Work to complete
Give the material again in full, matching it exactly.

[Dataset listings of figures]
## START
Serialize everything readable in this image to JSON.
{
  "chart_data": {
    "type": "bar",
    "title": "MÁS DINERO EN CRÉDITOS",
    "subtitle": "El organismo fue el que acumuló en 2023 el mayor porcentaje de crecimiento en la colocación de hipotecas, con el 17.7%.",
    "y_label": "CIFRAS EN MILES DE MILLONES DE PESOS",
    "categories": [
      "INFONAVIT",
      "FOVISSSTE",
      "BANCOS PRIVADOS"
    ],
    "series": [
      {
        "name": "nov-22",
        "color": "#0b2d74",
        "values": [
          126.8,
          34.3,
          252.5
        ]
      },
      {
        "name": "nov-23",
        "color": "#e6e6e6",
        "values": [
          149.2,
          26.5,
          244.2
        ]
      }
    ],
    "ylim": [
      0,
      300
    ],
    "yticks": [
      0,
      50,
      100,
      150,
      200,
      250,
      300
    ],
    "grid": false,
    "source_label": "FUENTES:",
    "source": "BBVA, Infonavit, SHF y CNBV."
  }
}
## END
Exercise output
Serialize everything readable in this image to JSON.
{
  "chart_data": {
    "type": "bar",
    "title": "MÁS DINERO EN CRÉDITOS",
    "subtitle": "El organismo fue el que acumuló en 2023 el mayor porcentaje de crecimiento en la colocación de hipotecas, con el 17.7%.",
    "y_label": "CIFRAS EN MILES DE MILLONES DE PESOS",
    "categories": [
      "INFONAVIT",
      "FOVISSSTE",
      "BANCOS PRIVADOS"
    ],
    "series": [
      {
        "name": "nov-22",
        "color": "#0b2d74",
        "values": [
          126.8,
          34.3,
          252.5
        ]
      },
      {
        "name": "nov-23",
        "color": "#e6e6e6",
        "values": [
          149.2,
          26.5,
          244.2
        ]
      }
    ],
    "ylim": [
      0,
      300
    ],
    "yticks": [
      0,
      50,
      100,
      150,
      200,
      250,
      300
    ],
    "grid": false,
    "source_label": "FUENTES:",
    "source": "BBVA, Infonavit, SHF y CNBV."
  }
}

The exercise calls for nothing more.